• Task inputs
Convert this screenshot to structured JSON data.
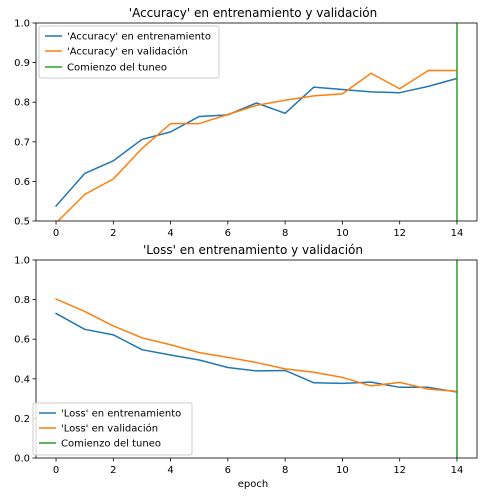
{
  "chart_data": [
    {
      "type": "line",
      "title": "'Accuracy' en entrenamiento y validación",
      "xlabel": "",
      "ylabel": "",
      "xlim": [
        -0.7,
        14.7
      ],
      "ylim": [
        0.5,
        1.0
      ],
      "xticks": [
        0,
        2,
        4,
        6,
        8,
        10,
        12,
        14
      ],
      "yticks": [
        0.5,
        0.6,
        0.7,
        0.8,
        0.9,
        1.0
      ],
      "x": [
        0,
        1,
        2,
        3,
        4,
        5,
        6,
        7,
        8,
        9,
        10,
        11,
        12,
        13,
        14
      ],
      "series": [
        {
          "name": "'Accuracy' en entrenamiento",
          "color": "#1f77b4",
          "values": [
            0.538,
            0.62,
            0.652,
            0.706,
            0.725,
            0.764,
            0.768,
            0.798,
            0.772,
            0.838,
            0.832,
            0.826,
            0.824,
            0.84,
            0.86
          ]
        },
        {
          "name": "'Accuracy' en validación",
          "color": "#ff7f0e",
          "values": [
            0.495,
            0.567,
            0.606,
            0.683,
            0.746,
            0.746,
            0.769,
            0.792,
            0.805,
            0.816,
            0.821,
            0.873,
            0.834,
            0.88,
            0.88
          ]
        }
      ],
      "vline": {
        "name": "Comienzo del tuneo",
        "color": "#2ca02c",
        "x": 14
      },
      "legend": "upper left",
      "grid": false
    },
    {
      "type": "line",
      "title": "'Loss' en entrenamiento y validación",
      "xlabel": "epoch",
      "ylabel": "",
      "xlim": [
        -0.7,
        14.7
      ],
      "ylim": [
        0.0,
        1.0
      ],
      "xticks": [
        0,
        2,
        4,
        6,
        8,
        10,
        12,
        14
      ],
      "yticks": [
        0.0,
        0.2,
        0.4,
        0.6,
        0.8,
        1.0
      ],
      "x": [
        0,
        1,
        2,
        3,
        4,
        5,
        6,
        7,
        8,
        9,
        10,
        11,
        12,
        13,
        14
      ],
      "series": [
        {
          "name": "'Loss' en entrenamiento",
          "color": "#1f77b4",
          "values": [
            0.73,
            0.65,
            0.622,
            0.547,
            0.52,
            0.495,
            0.457,
            0.44,
            0.442,
            0.38,
            0.377,
            0.383,
            0.357,
            0.357,
            0.333
          ]
        },
        {
          "name": "'Loss' en validación",
          "color": "#ff7f0e",
          "values": [
            0.803,
            0.74,
            0.667,
            0.607,
            0.572,
            0.532,
            0.508,
            0.482,
            0.45,
            0.433,
            0.407,
            0.364,
            0.382,
            0.348,
            0.337
          ]
        }
      ],
      "vline": {
        "name": "Comienzo del tuneo",
        "color": "#2ca02c",
        "x": 14
      },
      "legend": "lower left",
      "grid": false
    }
  ]
}
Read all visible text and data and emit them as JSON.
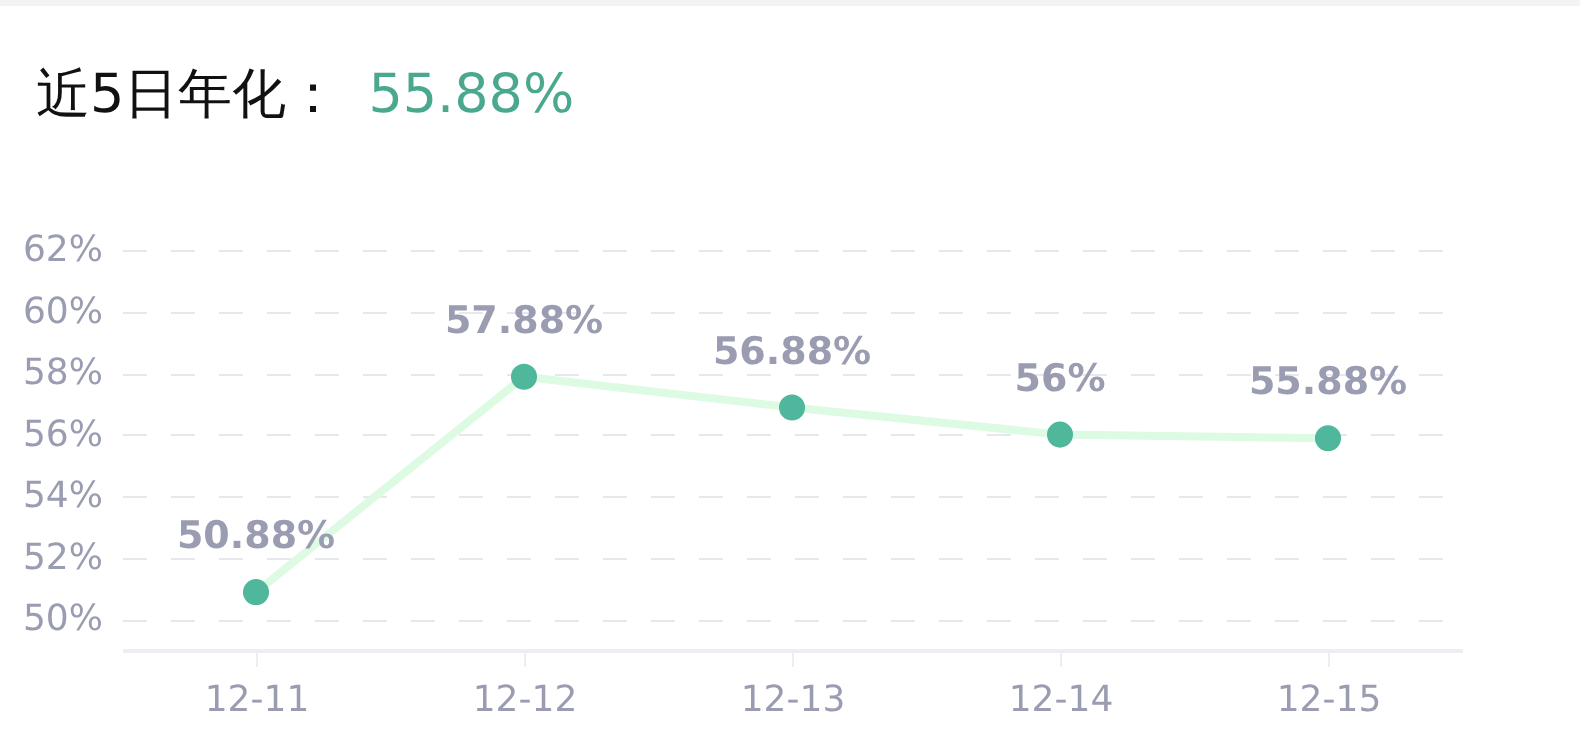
{
  "chart_data": {
    "type": "line",
    "title": "近5日年化：",
    "subtitle": "55.88%",
    "categories": [
      "12-11",
      "12-12",
      "12-13",
      "12-14",
      "12-15"
    ],
    "series": [
      {
        "color": "#4fb89c",
        "values": [
          50.88,
          57.88,
          56.88,
          56,
          55.88
        ],
        "value_labels": [
          "50.88%",
          "57.88%",
          "56.88%",
          "56%",
          "55.88%"
        ]
      }
    ],
    "ylim": [
      49,
      62
    ],
    "yticks": [
      {
        "value": 50,
        "label": "50%"
      },
      {
        "value": 52,
        "label": "52%"
      },
      {
        "value": 54,
        "label": "54%"
      },
      {
        "value": 56,
        "label": "56%"
      },
      {
        "value": 58,
        "label": "58%"
      },
      {
        "value": 60,
        "label": "60%"
      },
      {
        "value": 62,
        "label": "62%"
      }
    ],
    "grid": "y",
    "marker": "circle",
    "line_style": "solid"
  }
}
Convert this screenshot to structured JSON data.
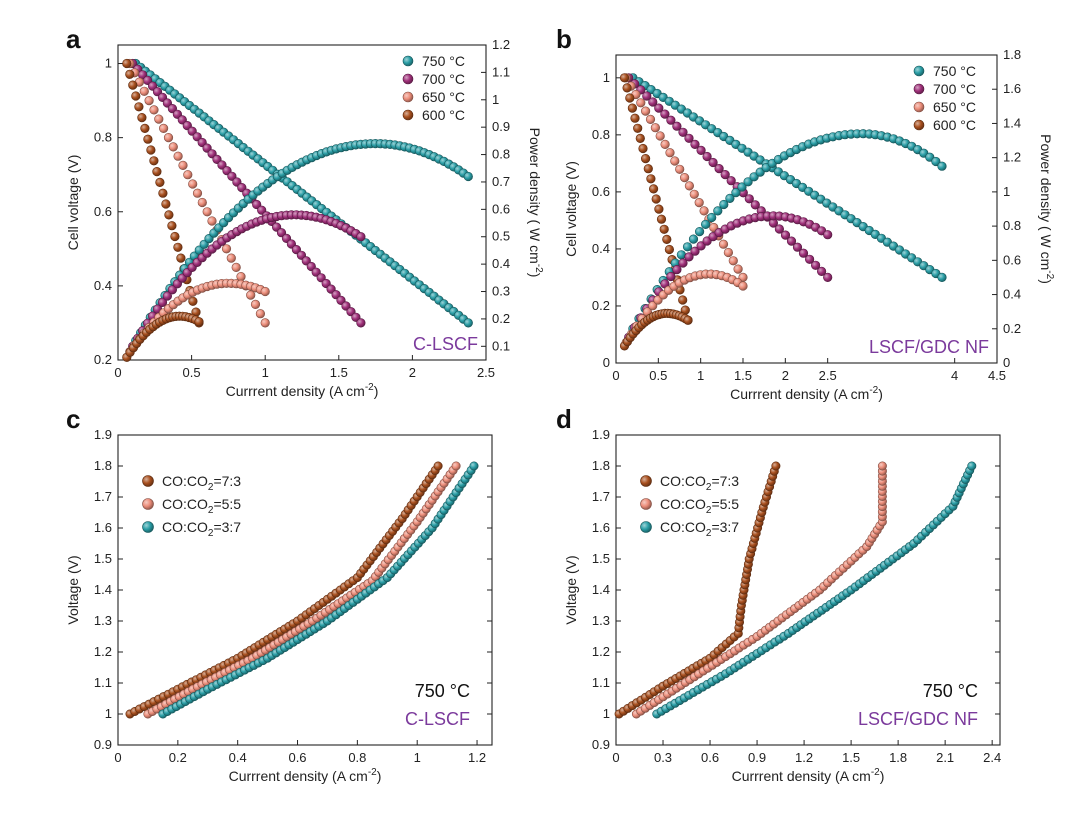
{
  "colors": {
    "c750": "#2a9ea6",
    "c700": "#a0307a",
    "c650": "#ec8d7a",
    "c600": "#a9501f",
    "co73": "#a9501f",
    "co55": "#ec8d7a",
    "co37": "#2a9ea6",
    "label_purple": "#7b3a9c"
  },
  "chart_data": [
    {
      "panel": "a",
      "type": "scatter",
      "xlabel": "Currrent density (A cm",
      "xlabel_sup": "-2",
      "xlabel_end": ")",
      "ylabel": "Cell voltage (V)",
      "y2label": "Power density ( W cm",
      "y2label_sup": "-2",
      "y2label_end": ")",
      "xlim": [
        0,
        2.5
      ],
      "ylim": [
        0.2,
        1.05
      ],
      "y2lim": [
        0.05,
        1.2
      ],
      "xticks": [
        "0",
        "0.5",
        "1",
        "1.5",
        "2",
        "2.5"
      ],
      "yticks": [
        "0.2",
        "0.4",
        "0.6",
        "0.8",
        "1"
      ],
      "y2ticks": [
        "0.1",
        "0.2",
        "0.3",
        "0.4",
        "0.5",
        "0.6",
        "0.7",
        "0.8",
        "0.9",
        "1",
        "1.1",
        "1.2"
      ],
      "legend": [
        "750 °C",
        "700 °C",
        "650 °C",
        "600 °C"
      ],
      "annotation": "C-LSCF",
      "series": [
        {
          "name": "750 °C",
          "curve": "voltage",
          "x_start": 0.12,
          "x_end": 2.38,
          "y_start": 1.0,
          "y_end": 0.3,
          "shape": 0.05
        },
        {
          "name": "700 °C",
          "curve": "voltage",
          "x_start": 0.1,
          "x_end": 1.65,
          "y_start": 1.0,
          "y_end": 0.3,
          "shape": 0.03
        },
        {
          "name": "650 °C",
          "curve": "voltage",
          "x_start": 0.08,
          "x_end": 1.0,
          "y_start": 1.0,
          "y_end": 0.3,
          "shape": 0.0
        },
        {
          "name": "600 °C",
          "curve": "voltage",
          "x_start": 0.06,
          "x_end": 0.55,
          "y_start": 1.0,
          "y_end": 0.3,
          "shape": -0.1
        },
        {
          "name": "750 °C",
          "curve": "power",
          "x_start": 0.12,
          "x_end": 2.38,
          "y_start": 0.12,
          "y_end": 0.72,
          "peak_x": 1.75,
          "peak_y": 0.84
        },
        {
          "name": "700 °C",
          "curve": "power",
          "x_start": 0.1,
          "x_end": 1.65,
          "y_start": 0.1,
          "y_end": 0.5,
          "peak_x": 1.2,
          "peak_y": 0.58
        },
        {
          "name": "650 °C",
          "curve": "power",
          "x_start": 0.08,
          "x_end": 1.0,
          "y_start": 0.08,
          "y_end": 0.3,
          "peak_x": 0.75,
          "peak_y": 0.33
        },
        {
          "name": "600 °C",
          "curve": "power",
          "x_start": 0.06,
          "x_end": 0.55,
          "y_start": 0.06,
          "y_end": 0.19,
          "peak_x": 0.42,
          "peak_y": 0.21
        }
      ]
    },
    {
      "panel": "b",
      "type": "scatter",
      "xlabel": "Currrent density (A cm",
      "xlabel_sup": "-2",
      "xlabel_end": ")",
      "ylabel": "Cell voltage (V)",
      "y2label": "Power density ( W cm",
      "y2label_sup": "-2",
      "y2label_end": ")",
      "xlim": [
        0,
        4.5
      ],
      "ylim": [
        0.0,
        1.08
      ],
      "y2lim": [
        0.0,
        1.8
      ],
      "xticks": [
        "0",
        "0.5",
        "1",
        "1.5",
        "2",
        "2.5",
        "4",
        "4.5"
      ],
      "xtick_values": [
        0,
        0.5,
        1,
        1.5,
        2,
        2.5,
        4,
        4.5
      ],
      "yticks": [
        "0",
        "0.2",
        "0.4",
        "0.6",
        "0.8",
        "1"
      ],
      "y2ticks": [
        "0",
        "0.2",
        "0.4",
        "0.6",
        "0.8",
        "1",
        "1.2",
        "1.4",
        "1.6",
        "1.8"
      ],
      "legend": [
        "750 °C",
        "700 °C",
        "650 °C",
        "600 °C"
      ],
      "annotation": "LSCF/GDC NF",
      "series": [
        {
          "name": "750 °C",
          "curve": "voltage",
          "x_start": 0.2,
          "x_end": 3.85,
          "y_start": 1.0,
          "y_end": 0.3,
          "shape": 0.05
        },
        {
          "name": "700 °C",
          "curve": "voltage",
          "x_start": 0.15,
          "x_end": 2.5,
          "y_start": 1.0,
          "y_end": 0.3,
          "shape": 0.03
        },
        {
          "name": "650 °C",
          "curve": "voltage",
          "x_start": 0.12,
          "x_end": 1.5,
          "y_start": 1.0,
          "y_end": 0.3,
          "shape": 0.0
        },
        {
          "name": "600 °C",
          "curve": "voltage",
          "x_start": 0.1,
          "x_end": 0.85,
          "y_start": 1.0,
          "y_end": 0.15,
          "shape": -0.1
        },
        {
          "name": "750 °C",
          "curve": "power",
          "x_start": 0.2,
          "x_end": 3.85,
          "y_start": 0.2,
          "y_end": 1.15,
          "peak_x": 2.9,
          "peak_y": 1.34
        },
        {
          "name": "700 °C",
          "curve": "power",
          "x_start": 0.15,
          "x_end": 2.5,
          "y_start": 0.15,
          "y_end": 0.75,
          "peak_x": 1.85,
          "peak_y": 0.86
        },
        {
          "name": "650 °C",
          "curve": "power",
          "x_start": 0.12,
          "x_end": 1.5,
          "y_start": 0.12,
          "y_end": 0.45,
          "peak_x": 1.1,
          "peak_y": 0.52
        },
        {
          "name": "600 °C",
          "curve": "power",
          "x_start": 0.1,
          "x_end": 0.85,
          "y_start": 0.1,
          "y_end": 0.25,
          "peak_x": 0.6,
          "peak_y": 0.29
        }
      ]
    },
    {
      "panel": "c",
      "type": "scatter",
      "xlabel": "Currrent density (A cm",
      "xlabel_sup": "-2",
      "xlabel_end": ")",
      "ylabel": "Voltage (V)",
      "xlim": [
        0,
        1.25
      ],
      "ylim": [
        0.9,
        1.9
      ],
      "xticks": [
        "0",
        "0.2",
        "0.4",
        "0.6",
        "0.8",
        "1",
        "1.2"
      ],
      "yticks": [
        "0.9",
        "1",
        "1.1",
        "1.2",
        "1.3",
        "1.4",
        "1.5",
        "1.6",
        "1.7",
        "1.8",
        "1.9"
      ],
      "legend": [
        "CO:CO2=7:3",
        "CO:CO2=5:5",
        "CO:CO2=3:7"
      ],
      "annotation_temp": "750 °C",
      "annotation": "C-LSCF",
      "series": [
        {
          "name": "CO:CO2=7:3",
          "points": [
            [
              0.04,
              1.0
            ],
            [
              0.2,
              1.08
            ],
            [
              0.4,
              1.18
            ],
            [
              0.6,
              1.3
            ],
            [
              0.8,
              1.44
            ],
            [
              0.95,
              1.63
            ],
            [
              1.07,
              1.8
            ]
          ]
        },
        {
          "name": "CO:CO2=5:5",
          "points": [
            [
              0.1,
              1.0
            ],
            [
              0.25,
              1.08
            ],
            [
              0.45,
              1.18
            ],
            [
              0.65,
              1.3
            ],
            [
              0.85,
              1.43
            ],
            [
              1.0,
              1.62
            ],
            [
              1.13,
              1.8
            ]
          ]
        },
        {
          "name": "CO:CO2=3:7",
          "points": [
            [
              0.15,
              1.0
            ],
            [
              0.3,
              1.08
            ],
            [
              0.5,
              1.18
            ],
            [
              0.7,
              1.3
            ],
            [
              0.9,
              1.44
            ],
            [
              1.05,
              1.6
            ],
            [
              1.19,
              1.8
            ]
          ]
        }
      ]
    },
    {
      "panel": "d",
      "type": "scatter",
      "xlabel": "Currrent density (A cm",
      "xlabel_sup": "-2",
      "xlabel_end": ")",
      "ylabel": "Voltage (V)",
      "xlim": [
        0,
        2.45
      ],
      "ylim": [
        0.9,
        1.9
      ],
      "xticks": [
        "0",
        "0.3",
        "0.6",
        "0.9",
        "1.2",
        "1.5",
        "1.8",
        "2.1",
        "2.4"
      ],
      "yticks": [
        "0.9",
        "1",
        "1.1",
        "1.2",
        "1.3",
        "1.4",
        "1.5",
        "1.6",
        "1.7",
        "1.8",
        "1.9"
      ],
      "legend": [
        "CO:CO2=7:3",
        "CO:CO2=5:5",
        "CO:CO2=3:7"
      ],
      "annotation_temp": "750 °C",
      "annotation": "LSCF/GDC NF",
      "series": [
        {
          "name": "CO:CO2=7:3",
          "points": [
            [
              0.02,
              1.0
            ],
            [
              0.3,
              1.09
            ],
            [
              0.6,
              1.18
            ],
            [
              0.78,
              1.26
            ],
            [
              0.8,
              1.35
            ],
            [
              0.85,
              1.5
            ],
            [
              0.93,
              1.65
            ],
            [
              1.02,
              1.8
            ]
          ]
        },
        {
          "name": "CO:CO2=5:5",
          "points": [
            [
              0.13,
              1.0
            ],
            [
              0.5,
              1.12
            ],
            [
              0.9,
              1.25
            ],
            [
              1.3,
              1.4
            ],
            [
              1.6,
              1.54
            ],
            [
              1.7,
              1.62
            ],
            [
              1.7,
              1.8
            ]
          ]
        },
        {
          "name": "CO:CO2=3:7",
          "points": [
            [
              0.26,
              1.0
            ],
            [
              0.7,
              1.13
            ],
            [
              1.1,
              1.26
            ],
            [
              1.5,
              1.4
            ],
            [
              1.9,
              1.55
            ],
            [
              2.15,
              1.67
            ],
            [
              2.27,
              1.8
            ]
          ]
        }
      ]
    }
  ]
}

• What you will do
Check each line of the records above for the string "Loss", and report every line that has it.

• Solution below
      "title": "'Loss' en entrenamiento y validación",
          "name": "'Loss' en entrenamiento",
          "name": "'Loss' en validación",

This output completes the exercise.